──────── Text extract ────────

Our findings provide the required evidence to explore whether there is a specific advantage of block construction intervention for children from lower-income families at the age of school entry. Indeed, given the trends we have reported, we would expect that a lower-income group (lower than the less affluent group in this study) would show even more spatial disparity and greater spatial-mathematics relations than the current sample (e.g., Bower et al. 2020a). Block construction may offer a novel approach for reducing early attainment gaps in mathematics. Reducing gaps at school entry may be particularly important as there is evidence that attainment gaps at this age have a long-lasting influence on children’s later education outcomes, with children from disadvantaged backgrounds showing minimal changes in achievement gradients between age 5 and 18 years (Barnett and Lamy 2013). Given that individuals already behind their peers at the start of school are more likely to continue performing at a lower ability in higher education, reducing SES-based achievement gaps at entry to formal schooling is vital. More specifically, within a UK context, it is a government aim to reduce attainment gaps in the Early Years Foundation Stage (EYFS). Reception is the only formal school year that is part of the EYFS, and thus our findings may offer a novel perspective for teachers who are working towards achieving this aim.

Strengths and Limitations

The study is strengthened by the fact that the analyses are adequately powered. As outlined in the Introduction, low power is a common theme in previous research on block construction in preschool children. Our findings provide rigorous, suitably powered evidence of income-based differences in block-construction–numeracy associations on which future interventions can be based. However, it is noteworthy that the results of this study differ slightly depending on the measure used to quantify SES, i.e., income differences as reported in the main paper and the SES composite reported in Appendix A. While the overall trends are similar, this suggests that SES differences should be interpreted cautiously and in the context of the SES metric used. Second, causal explanations must be treated cautiously due to the associational design of this study. The correlations do not explain why the relations between block construction and mathematics differ for children from families with high vs. low household incomes. Future intervention research measuring the effects of block construction training is required to determine the direction of causality. Third, our sample may not be generalisable as all participants were recruited from (anonymised for review), which is an affluent area relative to other locations in the UK.

──────── Source excerpt ────────

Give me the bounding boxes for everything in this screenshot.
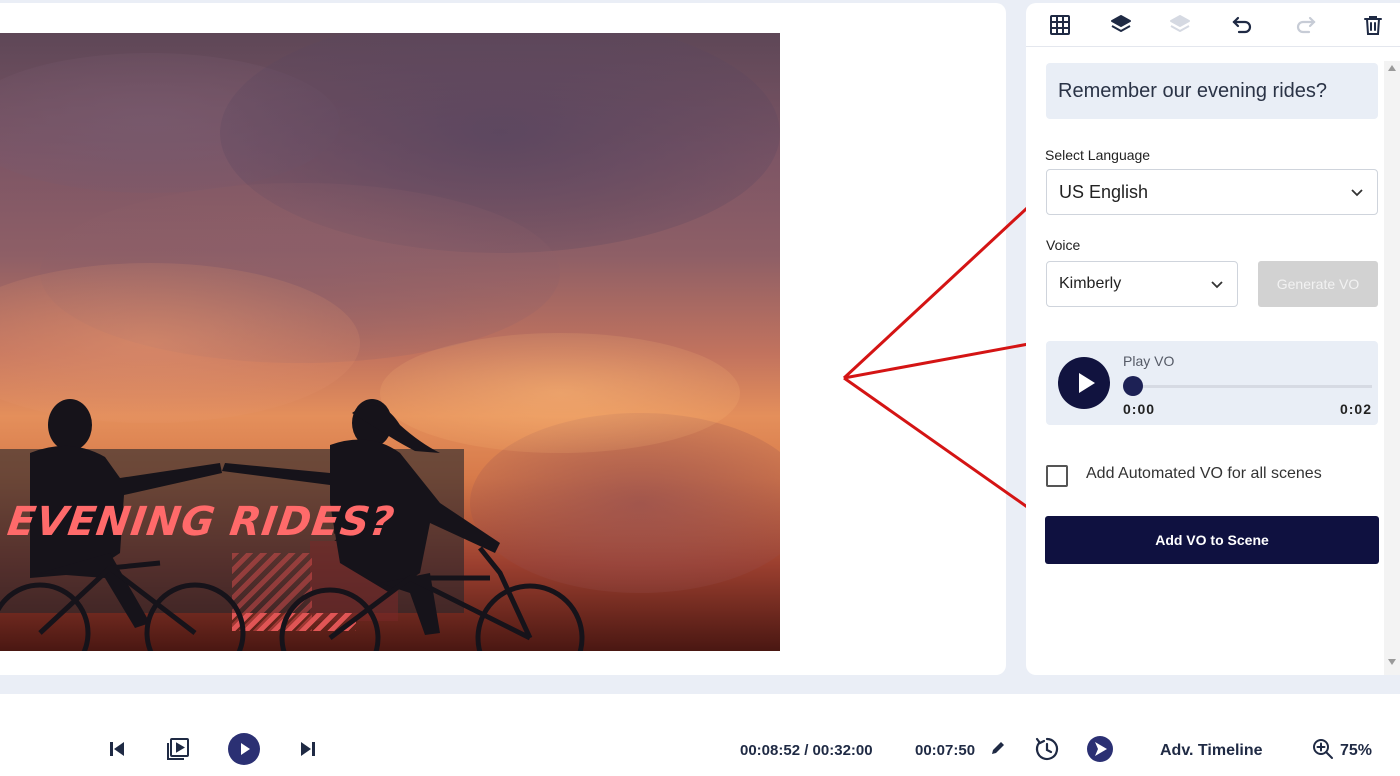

────────

*Goal*. Print the passage on block construction and early mathematics attainment gaps in full, word for word.

*Response*.
Our findings provide the required evidence to explore whether there is a specific advantage of block construction intervention for children from lower-income families at the age of school entry. Indeed, given the trends we have reported, we would expect that a lower-income group (lower than the less affluent group in this study) would show even more spatial disparity and greater spatial-mathematics relations than the current sample (e.g., Bower et al. 2020a). Block construction may offer a novel approach for reducing early attainment gaps in mathematics. Reducing gaps at school entry may be particularly important as there is evidence that attainment gaps at this age have a long-lasting influence on children’s later education outcomes, with children from disadvantaged backgrounds showing minimal changes in achievement gradients between age 5 and 18 years (Barnett and Lamy 2013). Given that individuals already behind their peers at the start of school are more likely to continue performing at a lower ability in higher education, reducing SES-based achievement gaps at entry to formal schooling is vital. More specifically, within a UK context, it is a government aim to reduce attainment gaps in the Early Years Foundation Stage (EYFS). Reception is the only formal school year that is part of the EYFS, and thus our findings may offer a novel perspective for teachers who are working towards achieving this aim.

Strengths and Limitations

The study is strengthened by the fact that the analyses are adequately powered. As outlined in the Introduction, low power is a common theme in previous research on block construction in preschool children. Our findings provide rigorous, suitably powered evidence of income-based differences in block-construction–numeracy associations on which future interventions can be based. However, it is noteworthy that the results of this study differ slightly depending on the measure used to quantify SES, i.e., income differences as reported in the main paper and the SES composite reported in Appendix A. While the overall trends are similar, this suggests that SES differences should be interpreted cautiously and in the context of the SES metric used. Second, causal explanations must be treated cautiously due to the associational design of this study. The correlations do not explain why the relations between block construction and mathematics differ for children from families with high vs. low household incomes. Future intervention research measuring the effects of block construction training is required to determine the direction of causality. Third, our sample may not be generalisable as all participants were recruited from (anonymised for review), which is an affluent area relative to other locations in the UK.